[Collected data entries]

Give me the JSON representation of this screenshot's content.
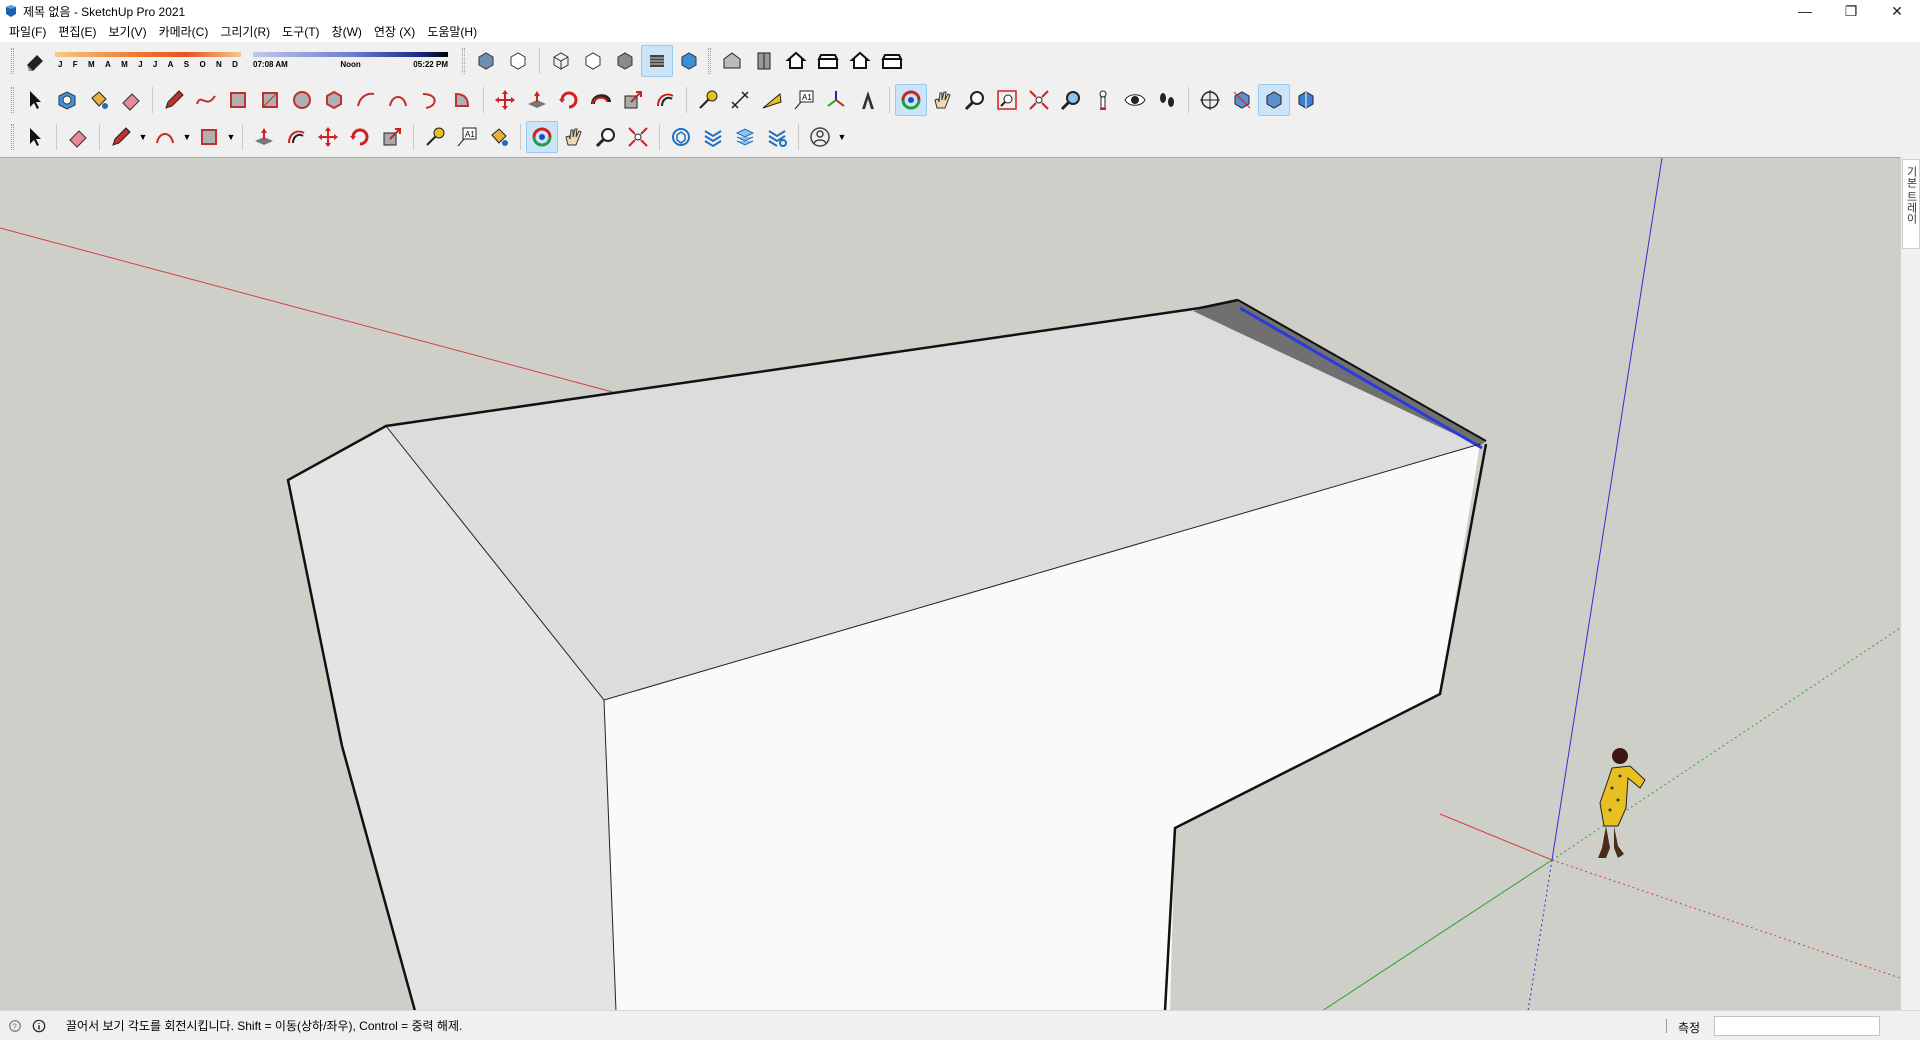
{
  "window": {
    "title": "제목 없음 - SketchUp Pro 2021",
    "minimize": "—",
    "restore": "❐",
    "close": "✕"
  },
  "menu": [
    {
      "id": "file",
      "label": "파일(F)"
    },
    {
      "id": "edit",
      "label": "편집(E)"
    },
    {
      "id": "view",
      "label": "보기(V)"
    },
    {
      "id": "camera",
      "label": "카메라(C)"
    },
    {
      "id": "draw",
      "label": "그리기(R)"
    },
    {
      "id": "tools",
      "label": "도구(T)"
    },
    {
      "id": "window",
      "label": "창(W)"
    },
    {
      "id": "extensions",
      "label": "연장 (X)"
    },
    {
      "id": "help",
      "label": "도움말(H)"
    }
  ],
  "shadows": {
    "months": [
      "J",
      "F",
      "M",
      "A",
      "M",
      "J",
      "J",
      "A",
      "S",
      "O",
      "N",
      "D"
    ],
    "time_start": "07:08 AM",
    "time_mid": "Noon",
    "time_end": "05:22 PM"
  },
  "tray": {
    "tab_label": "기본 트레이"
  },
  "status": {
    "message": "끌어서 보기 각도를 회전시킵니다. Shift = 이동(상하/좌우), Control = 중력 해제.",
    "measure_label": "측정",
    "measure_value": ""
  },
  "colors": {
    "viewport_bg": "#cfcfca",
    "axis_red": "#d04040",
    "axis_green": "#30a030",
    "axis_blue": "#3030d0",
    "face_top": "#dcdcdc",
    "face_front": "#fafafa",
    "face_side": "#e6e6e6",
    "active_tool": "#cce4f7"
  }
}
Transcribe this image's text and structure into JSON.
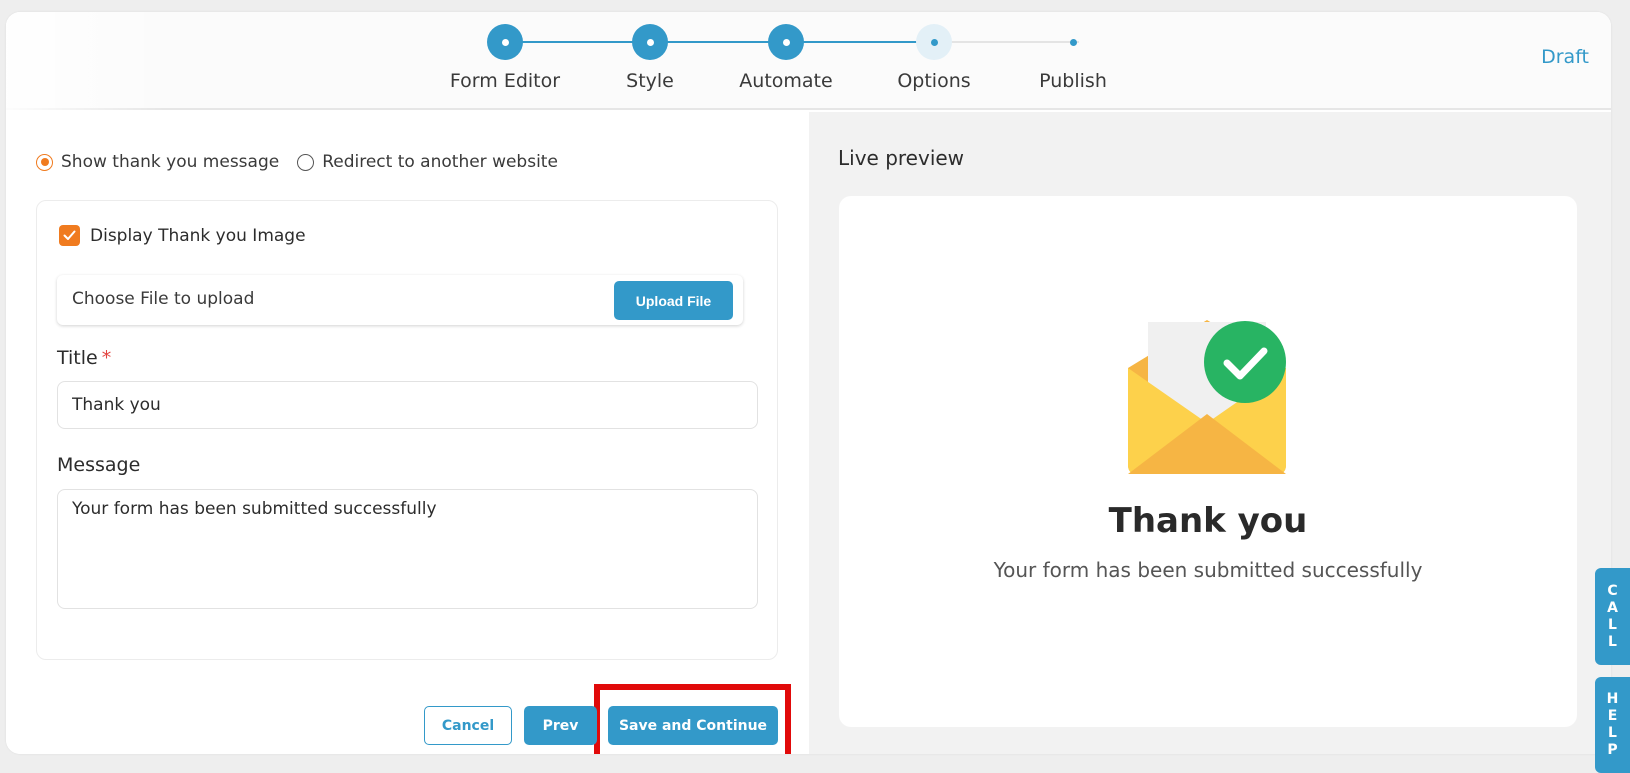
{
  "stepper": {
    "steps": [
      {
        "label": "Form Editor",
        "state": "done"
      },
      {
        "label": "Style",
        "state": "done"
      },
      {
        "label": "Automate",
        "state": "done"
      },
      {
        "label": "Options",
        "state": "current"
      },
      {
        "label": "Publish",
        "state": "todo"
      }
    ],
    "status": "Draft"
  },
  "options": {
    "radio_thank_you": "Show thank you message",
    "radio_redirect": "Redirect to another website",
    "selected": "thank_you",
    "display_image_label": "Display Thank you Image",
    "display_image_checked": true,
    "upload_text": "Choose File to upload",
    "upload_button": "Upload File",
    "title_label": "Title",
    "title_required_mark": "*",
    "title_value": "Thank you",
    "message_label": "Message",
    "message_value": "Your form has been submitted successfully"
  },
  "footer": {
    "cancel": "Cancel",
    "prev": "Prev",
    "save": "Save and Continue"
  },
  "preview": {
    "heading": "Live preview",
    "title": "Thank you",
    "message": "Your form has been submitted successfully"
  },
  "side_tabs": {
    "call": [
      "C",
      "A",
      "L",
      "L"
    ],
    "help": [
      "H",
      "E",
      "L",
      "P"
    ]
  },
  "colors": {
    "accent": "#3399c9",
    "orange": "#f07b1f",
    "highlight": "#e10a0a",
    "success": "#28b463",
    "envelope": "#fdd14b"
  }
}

* Stated exercise: Count the lines above that contain the word "JSON", and reply with only that number.

* Output for this exercise: 2